## BEGIN

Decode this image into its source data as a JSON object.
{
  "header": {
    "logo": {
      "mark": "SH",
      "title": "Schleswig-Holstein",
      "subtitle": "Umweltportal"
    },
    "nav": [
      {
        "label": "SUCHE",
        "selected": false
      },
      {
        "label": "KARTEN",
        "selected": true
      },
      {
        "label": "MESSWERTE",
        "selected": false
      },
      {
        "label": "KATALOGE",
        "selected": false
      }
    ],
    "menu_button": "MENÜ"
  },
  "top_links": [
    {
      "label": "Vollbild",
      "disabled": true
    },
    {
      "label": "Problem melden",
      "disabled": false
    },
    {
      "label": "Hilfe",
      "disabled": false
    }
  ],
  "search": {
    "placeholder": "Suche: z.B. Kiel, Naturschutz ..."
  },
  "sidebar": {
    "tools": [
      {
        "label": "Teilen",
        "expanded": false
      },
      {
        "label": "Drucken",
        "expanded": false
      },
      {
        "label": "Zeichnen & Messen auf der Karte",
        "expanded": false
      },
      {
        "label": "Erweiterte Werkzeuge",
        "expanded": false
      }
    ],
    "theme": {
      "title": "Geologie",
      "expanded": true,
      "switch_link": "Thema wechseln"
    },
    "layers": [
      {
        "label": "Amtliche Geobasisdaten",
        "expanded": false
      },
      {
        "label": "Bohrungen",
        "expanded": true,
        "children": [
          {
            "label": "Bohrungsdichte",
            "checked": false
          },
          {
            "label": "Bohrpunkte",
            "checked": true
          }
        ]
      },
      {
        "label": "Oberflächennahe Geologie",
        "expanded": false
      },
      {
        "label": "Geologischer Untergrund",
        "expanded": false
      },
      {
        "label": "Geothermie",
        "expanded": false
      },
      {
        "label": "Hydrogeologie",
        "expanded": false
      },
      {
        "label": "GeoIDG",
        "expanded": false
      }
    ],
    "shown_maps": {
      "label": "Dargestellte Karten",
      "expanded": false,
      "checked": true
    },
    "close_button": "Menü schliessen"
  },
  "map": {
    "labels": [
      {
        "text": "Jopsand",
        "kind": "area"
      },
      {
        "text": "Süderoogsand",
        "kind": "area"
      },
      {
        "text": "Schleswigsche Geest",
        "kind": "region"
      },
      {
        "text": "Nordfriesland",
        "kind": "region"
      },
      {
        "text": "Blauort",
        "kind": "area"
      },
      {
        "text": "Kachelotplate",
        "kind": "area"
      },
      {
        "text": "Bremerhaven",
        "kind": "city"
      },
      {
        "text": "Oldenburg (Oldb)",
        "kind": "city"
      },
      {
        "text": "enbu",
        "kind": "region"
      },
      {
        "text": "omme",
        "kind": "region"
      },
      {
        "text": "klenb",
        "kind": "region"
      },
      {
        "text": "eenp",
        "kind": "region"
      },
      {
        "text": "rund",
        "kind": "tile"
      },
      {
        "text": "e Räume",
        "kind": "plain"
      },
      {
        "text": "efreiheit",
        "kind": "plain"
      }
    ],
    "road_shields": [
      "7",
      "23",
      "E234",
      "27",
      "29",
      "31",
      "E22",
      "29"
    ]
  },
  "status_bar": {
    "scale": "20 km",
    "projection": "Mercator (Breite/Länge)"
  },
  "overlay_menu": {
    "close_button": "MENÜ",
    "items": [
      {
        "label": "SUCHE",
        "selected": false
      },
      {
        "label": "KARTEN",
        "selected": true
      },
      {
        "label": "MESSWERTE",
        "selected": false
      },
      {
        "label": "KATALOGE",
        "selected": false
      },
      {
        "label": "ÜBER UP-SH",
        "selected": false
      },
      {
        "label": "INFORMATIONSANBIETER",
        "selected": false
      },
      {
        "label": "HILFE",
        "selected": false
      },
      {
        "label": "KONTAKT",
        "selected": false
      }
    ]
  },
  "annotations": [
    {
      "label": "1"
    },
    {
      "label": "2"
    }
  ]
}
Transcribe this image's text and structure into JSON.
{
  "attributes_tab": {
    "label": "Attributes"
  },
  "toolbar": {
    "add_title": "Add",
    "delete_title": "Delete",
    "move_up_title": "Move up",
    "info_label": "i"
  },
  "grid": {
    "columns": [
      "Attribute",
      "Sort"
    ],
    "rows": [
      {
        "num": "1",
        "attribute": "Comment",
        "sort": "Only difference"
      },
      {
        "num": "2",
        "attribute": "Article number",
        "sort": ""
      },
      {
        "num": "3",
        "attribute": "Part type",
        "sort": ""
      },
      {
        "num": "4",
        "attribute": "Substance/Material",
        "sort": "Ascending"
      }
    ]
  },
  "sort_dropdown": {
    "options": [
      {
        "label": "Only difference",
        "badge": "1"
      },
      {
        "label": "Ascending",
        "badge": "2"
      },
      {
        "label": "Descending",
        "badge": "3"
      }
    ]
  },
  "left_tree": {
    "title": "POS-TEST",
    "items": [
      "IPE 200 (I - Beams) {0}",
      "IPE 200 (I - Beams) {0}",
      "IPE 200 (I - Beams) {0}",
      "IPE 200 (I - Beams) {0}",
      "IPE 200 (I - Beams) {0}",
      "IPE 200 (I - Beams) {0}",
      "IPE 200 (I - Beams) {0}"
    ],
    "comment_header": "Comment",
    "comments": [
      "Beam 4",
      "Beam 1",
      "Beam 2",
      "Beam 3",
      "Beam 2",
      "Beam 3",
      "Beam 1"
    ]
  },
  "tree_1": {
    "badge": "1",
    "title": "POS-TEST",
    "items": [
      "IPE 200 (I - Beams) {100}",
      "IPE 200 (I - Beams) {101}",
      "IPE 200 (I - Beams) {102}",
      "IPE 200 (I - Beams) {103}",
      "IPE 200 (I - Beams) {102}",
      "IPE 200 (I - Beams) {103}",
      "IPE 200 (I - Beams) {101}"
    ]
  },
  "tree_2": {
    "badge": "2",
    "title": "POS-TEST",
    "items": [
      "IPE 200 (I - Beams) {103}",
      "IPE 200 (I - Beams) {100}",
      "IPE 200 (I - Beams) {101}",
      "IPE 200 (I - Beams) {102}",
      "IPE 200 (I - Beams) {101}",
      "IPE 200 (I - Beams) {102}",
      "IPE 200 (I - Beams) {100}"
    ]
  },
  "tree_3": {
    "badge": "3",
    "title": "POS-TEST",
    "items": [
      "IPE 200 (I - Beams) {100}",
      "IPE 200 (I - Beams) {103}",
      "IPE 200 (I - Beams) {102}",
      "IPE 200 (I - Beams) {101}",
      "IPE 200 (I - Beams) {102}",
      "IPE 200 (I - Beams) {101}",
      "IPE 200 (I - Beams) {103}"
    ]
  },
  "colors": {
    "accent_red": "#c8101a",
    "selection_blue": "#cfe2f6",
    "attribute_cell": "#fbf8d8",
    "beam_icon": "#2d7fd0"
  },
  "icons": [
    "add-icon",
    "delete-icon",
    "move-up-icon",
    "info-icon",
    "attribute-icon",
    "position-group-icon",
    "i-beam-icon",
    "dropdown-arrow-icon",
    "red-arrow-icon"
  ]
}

## END

Short exercise: Word for word, restate all of the data shown above.

Output for this task:
Decode this image into its source data as a JSON object.
{
  "header": {
    "logo": {
      "mark": "SH",
      "title": "Schleswig-Holstein",
      "subtitle": "Umweltportal"
    },
    "nav": [
      {
        "label": "SUCHE",
        "selected": false
      },
      {
        "label": "KARTEN",
        "selected": true
      },
      {
        "label": "MESSWERTE",
        "selected": false
      },
      {
        "label": "KATALOGE",
        "selected": false
      }
    ],
    "menu_button": "MENÜ"
  },
  "top_links": [
    {
      "label": "Vollbild",
      "disabled": true
    },
    {
      "label": "Problem melden",
      "disabled": false
    },
    {
      "label": "Hilfe",
      "disabled": false
    }
  ],
  "search": {
    "placeholder": "Suche: z.B. Kiel, Naturschutz ..."
  },
  "sidebar": {
    "tools": [
      {
        "label": "Teilen",
        "expanded": false
      },
      {
        "label": "Drucken",
        "expanded": false
      },
      {
        "label": "Zeichnen & Messen auf der Karte",
        "expanded": false
      },
      {
        "label": "Erweiterte Werkzeuge",
        "expanded": false
      }
    ],
    "theme": {
      "title": "Geologie",
      "expanded": true,
      "switch_link": "Thema wechseln"
    },
    "layers": [
      {
        "label": "Amtliche Geobasisdaten",
        "expanded": false
      },
      {
        "label": "Bohrungen",
        "expanded": true,
        "children": [
          {
            "label": "Bohrungsdichte",
            "checked": false
          },
          {
            "label": "Bohrpunkte",
            "checked": true
          }
        ]
      },
      {
        "label": "Oberflächennahe Geologie",
        "expanded": false
      },
      {
        "label": "Geologischer Untergrund",
        "expanded": false
      },
      {
        "label": "Geothermie",
        "expanded": false
      },
      {
        "label": "Hydrogeologie",
        "expanded": false
      },
      {
        "label": "GeoIDG",
        "expanded": false
      }
    ],
    "shown_maps": {
      "label": "Dargestellte Karten",
      "expanded": false,
      "checked": true
    },
    "close_button": "Menü schliessen"
  },
  "map": {
    "labels": [
      {
        "text": "Jopsand",
        "kind": "area"
      },
      {
        "text": "Süderoogsand",
        "kind": "area"
      },
      {
        "text": "Schleswigsche Geest",
        "kind": "region"
      },
      {
        "text": "Nordfriesland",
        "kind": "region"
      },
      {
        "text": "Blauort",
        "kind": "area"
      },
      {
        "text": "Kachelotplate",
        "kind": "area"
      },
      {
        "text": "Bremerhaven",
        "kind": "city"
      },
      {
        "text": "Oldenburg (Oldb)",
        "kind": "city"
      },
      {
        "text": "enbu",
        "kind": "region"
      },
      {
        "text": "omme",
        "kind": "region"
      },
      {
        "text": "klenb",
        "kind": "region"
      },
      {
        "text": "eenp",
        "kind": "region"
      },
      {
        "text": "rund",
        "kind": "tile"
      },
      {
        "text": "e Räume",
        "kind": "plain"
      },
      {
        "text": "efreiheit",
        "kind": "plain"
      }
    ],
    "road_shields": [
      "7",
      "23",
      "E234",
      "27",
      "29",
      "31",
      "E22",
      "29"
    ]
  },
  "status_bar": {
    "scale": "20 km",
    "projection": "Mercator (Breite/Länge)"
  },
  "overlay_menu": {
    "close_button": "MENÜ",
    "items": [
      {
        "label": "SUCHE",
        "selected": false
      },
      {
        "label": "KARTEN",
        "selected": true
      },
      {
        "label": "MESSWERTE",
        "selected": false
      },
      {
        "label": "KATALOGE",
        "selected": false
      },
      {
        "label": "ÜBER UP-SH",
        "selected": false
      },
      {
        "label": "INFORMATIONSANBIETER",
        "selected": false
      },
      {
        "label": "HILFE",
        "selected": false
      },
      {
        "label": "KONTAKT",
        "selected": false
      }
    ]
  },
  "annotations": [
    {
      "label": "1"
    },
    {
      "label": "2"
    }
  ]
}
Transcribe this image's text and structure into JSON.
{
  "attributes_tab": {
    "label": "Attributes"
  },
  "toolbar": {
    "add_title": "Add",
    "delete_title": "Delete",
    "move_up_title": "Move up",
    "info_label": "i"
  },
  "grid": {
    "columns": [
      "Attribute",
      "Sort"
    ],
    "rows": [
      {
        "num": "1",
        "attribute": "Comment",
        "sort": "Only difference"
      },
      {
        "num": "2",
        "attribute": "Article number",
        "sort": ""
      },
      {
        "num": "3",
        "attribute": "Part type",
        "sort": ""
      },
      {
        "num": "4",
        "attribute": "Substance/Material",
        "sort": "Ascending"
      }
    ]
  },
  "sort_dropdown": {
    "options": [
      {
        "label": "Only difference",
        "badge": "1"
      },
      {
        "label": "Ascending",
        "badge": "2"
      },
      {
        "label": "Descending",
        "badge": "3"
      }
    ]
  },
  "left_tree": {
    "title": "POS-TEST",
    "items": [
      "IPE 200 (I - Beams) {0}",
      "IPE 200 (I - Beams) {0}",
      "IPE 200 (I - Beams) {0}",
      "IPE 200 (I - Beams) {0}",
      "IPE 200 (I - Beams) {0}",
      "IPE 200 (I - Beams) {0}",
      "IPE 200 (I - Beams) {0}"
    ],
    "comment_header": "Comment",
    "comments": [
      "Beam 4",
      "Beam 1",
      "Beam 2",
      "Beam 3",
      "Beam 2",
      "Beam 3",
      "Beam 1"
    ]
  },
  "tree_1": {
    "badge": "1",
    "title": "POS-TEST",
    "items": [
      "IPE 200 (I - Beams) {100}",
      "IPE 200 (I - Beams) {101}",
      "IPE 200 (I - Beams) {102}",
      "IPE 200 (I - Beams) {103}",
      "IPE 200 (I - Beams) {102}",
      "IPE 200 (I - Beams) {103}",
      "IPE 200 (I - Beams) {101}"
    ]
  },
  "tree_2": {
    "badge": "2",
    "title": "POS-TEST",
    "items": [
      "IPE 200 (I - Beams) {103}",
      "IPE 200 (I - Beams) {100}",
      "IPE 200 (I - Beams) {101}",
      "IPE 200 (I - Beams) {102}",
      "IPE 200 (I - Beams) {101}",
      "IPE 200 (I - Beams) {102}",
      "IPE 200 (I - Beams) {100}"
    ]
  },
  "tree_3": {
    "badge": "3",
    "title": "POS-TEST",
    "items": [
      "IPE 200 (I - Beams) {100}",
      "IPE 200 (I - Beams) {103}",
      "IPE 200 (I - Beams) {102}",
      "IPE 200 (I - Beams) {101}",
      "IPE 200 (I - Beams) {102}",
      "IPE 200 (I - Beams) {101}",
      "IPE 200 (I - Beams) {103}"
    ]
  },
  "colors": {
    "accent_red": "#c8101a",
    "selection_blue": "#cfe2f6",
    "attribute_cell": "#fbf8d8",
    "beam_icon": "#2d7fd0"
  },
  "icons": [
    "add-icon",
    "delete-icon",
    "move-up-icon",
    "info-icon",
    "attribute-icon",
    "position-group-icon",
    "i-beam-icon",
    "dropdown-arrow-icon",
    "red-arrow-icon"
  ]
}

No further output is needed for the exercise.